### TASK
Your task is to gather the lines below that hold the string "limitations".

[START EXTRACTED DATA]

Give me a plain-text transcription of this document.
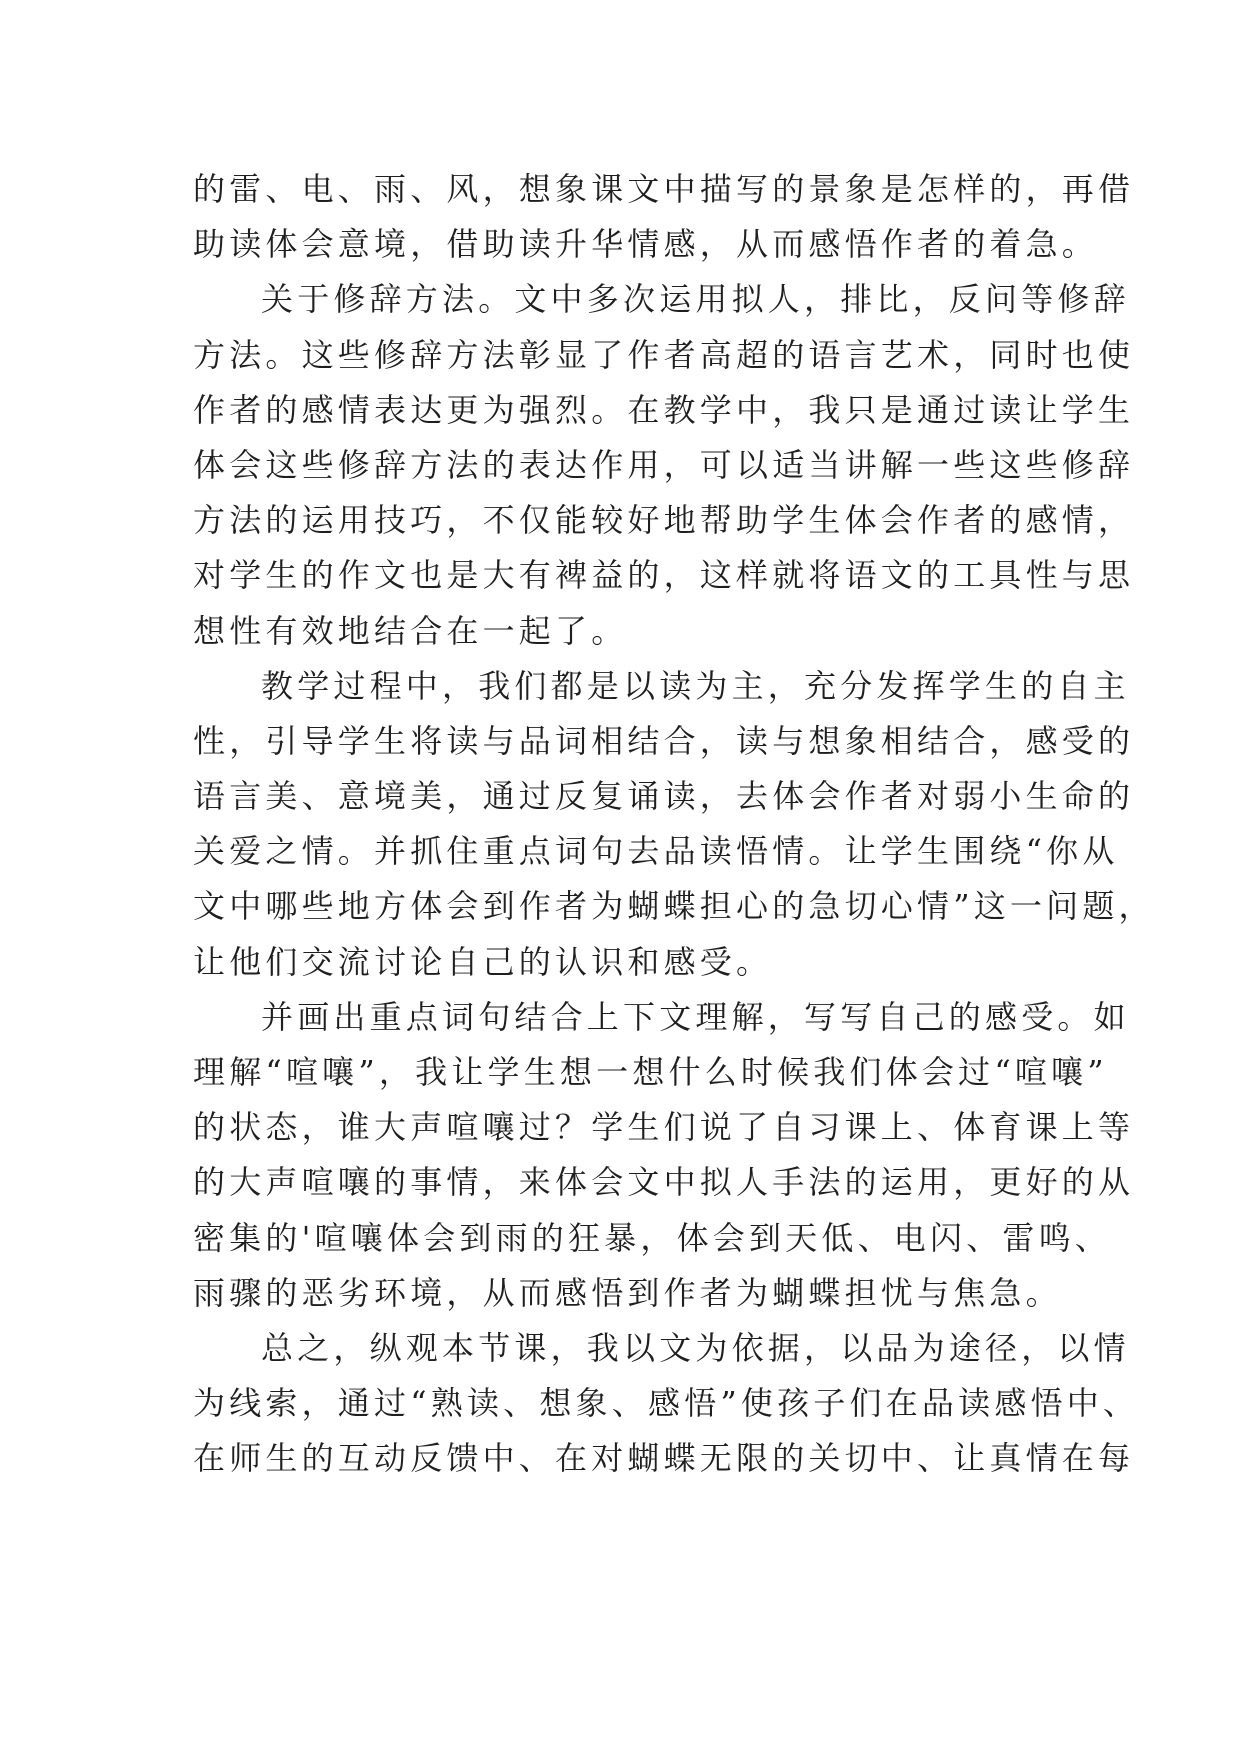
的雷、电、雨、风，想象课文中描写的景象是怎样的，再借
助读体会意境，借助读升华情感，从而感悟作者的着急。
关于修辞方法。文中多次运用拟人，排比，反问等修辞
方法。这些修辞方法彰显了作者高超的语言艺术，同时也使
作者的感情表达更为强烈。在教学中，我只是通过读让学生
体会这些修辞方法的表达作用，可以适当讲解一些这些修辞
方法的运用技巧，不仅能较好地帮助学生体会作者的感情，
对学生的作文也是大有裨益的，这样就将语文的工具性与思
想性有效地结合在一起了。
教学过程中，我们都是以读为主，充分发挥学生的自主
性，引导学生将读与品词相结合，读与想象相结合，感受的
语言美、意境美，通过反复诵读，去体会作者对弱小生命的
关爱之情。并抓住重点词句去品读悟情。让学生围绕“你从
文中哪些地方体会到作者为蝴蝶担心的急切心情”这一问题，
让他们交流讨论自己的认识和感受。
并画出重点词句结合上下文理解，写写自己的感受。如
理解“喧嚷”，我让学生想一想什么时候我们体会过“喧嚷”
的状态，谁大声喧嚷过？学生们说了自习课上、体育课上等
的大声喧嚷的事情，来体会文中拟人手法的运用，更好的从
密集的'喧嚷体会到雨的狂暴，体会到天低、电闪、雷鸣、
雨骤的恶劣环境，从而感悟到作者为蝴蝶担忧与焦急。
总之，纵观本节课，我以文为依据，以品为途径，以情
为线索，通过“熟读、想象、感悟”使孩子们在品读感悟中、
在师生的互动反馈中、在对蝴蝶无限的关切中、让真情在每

[END EXTRACTED DATA]
[START EXTRACTED DATA]

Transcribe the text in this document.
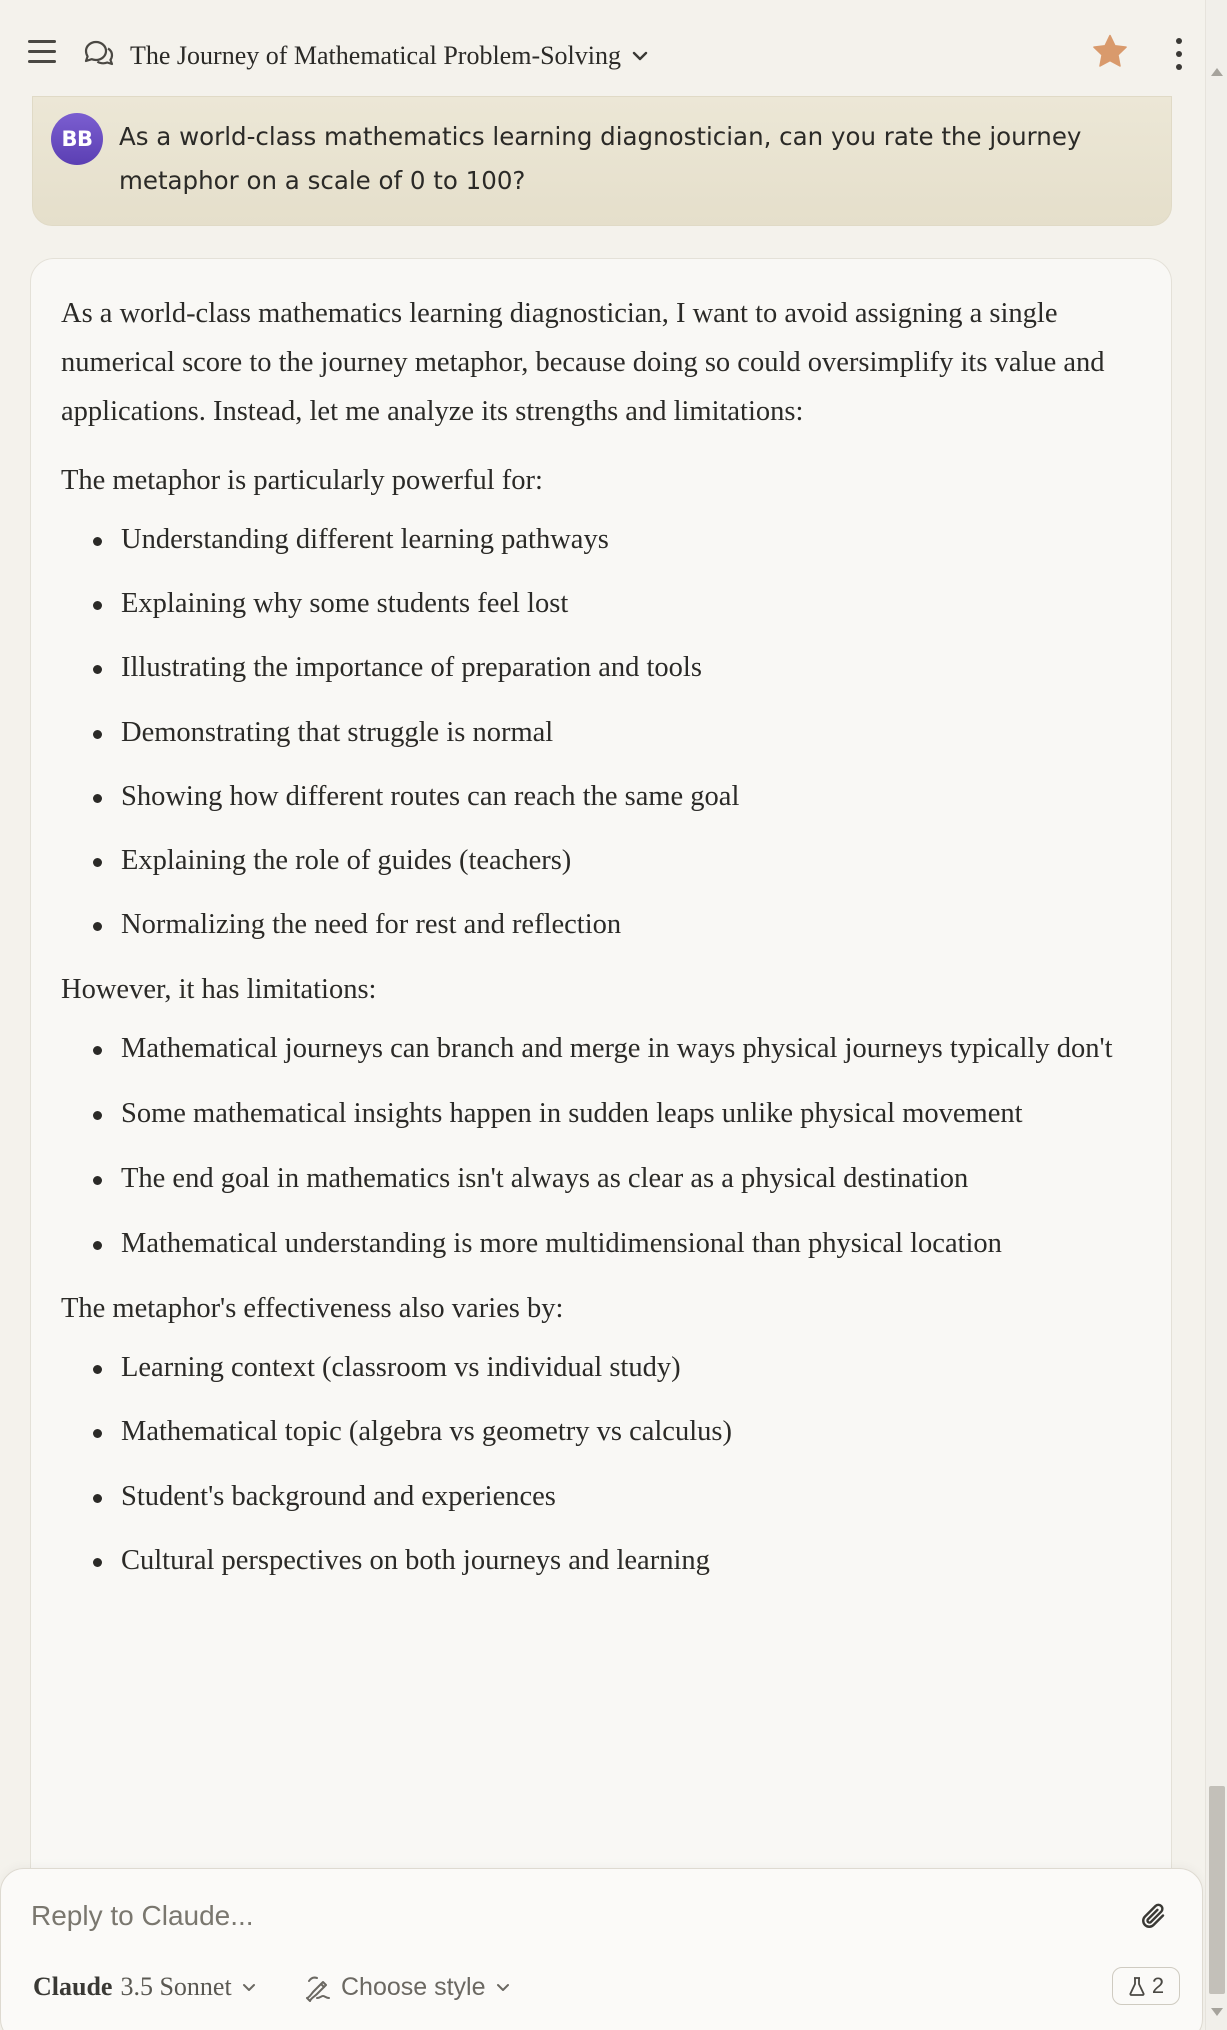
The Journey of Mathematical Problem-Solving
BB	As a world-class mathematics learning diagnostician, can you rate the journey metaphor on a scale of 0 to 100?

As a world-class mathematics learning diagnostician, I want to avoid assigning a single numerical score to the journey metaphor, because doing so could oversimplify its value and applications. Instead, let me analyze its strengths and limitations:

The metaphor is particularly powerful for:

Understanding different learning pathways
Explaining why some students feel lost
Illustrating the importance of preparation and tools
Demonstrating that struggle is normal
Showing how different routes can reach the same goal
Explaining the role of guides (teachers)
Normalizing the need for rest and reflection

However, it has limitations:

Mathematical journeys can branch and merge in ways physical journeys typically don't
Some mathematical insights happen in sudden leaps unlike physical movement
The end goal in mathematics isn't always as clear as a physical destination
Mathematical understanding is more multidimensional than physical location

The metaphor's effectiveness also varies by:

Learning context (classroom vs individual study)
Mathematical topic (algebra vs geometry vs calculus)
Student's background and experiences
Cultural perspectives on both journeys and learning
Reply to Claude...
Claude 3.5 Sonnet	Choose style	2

[END EXTRACTED DATA]

### CORRECT ANSWER
As a world-class mathematics learning diagnostician, I want to avoid assigning a single numerical score to the journey metaphor, because doing so could oversimplify its value and applications. Instead, let me analyze its strengths and limitations:
However, it has limitations:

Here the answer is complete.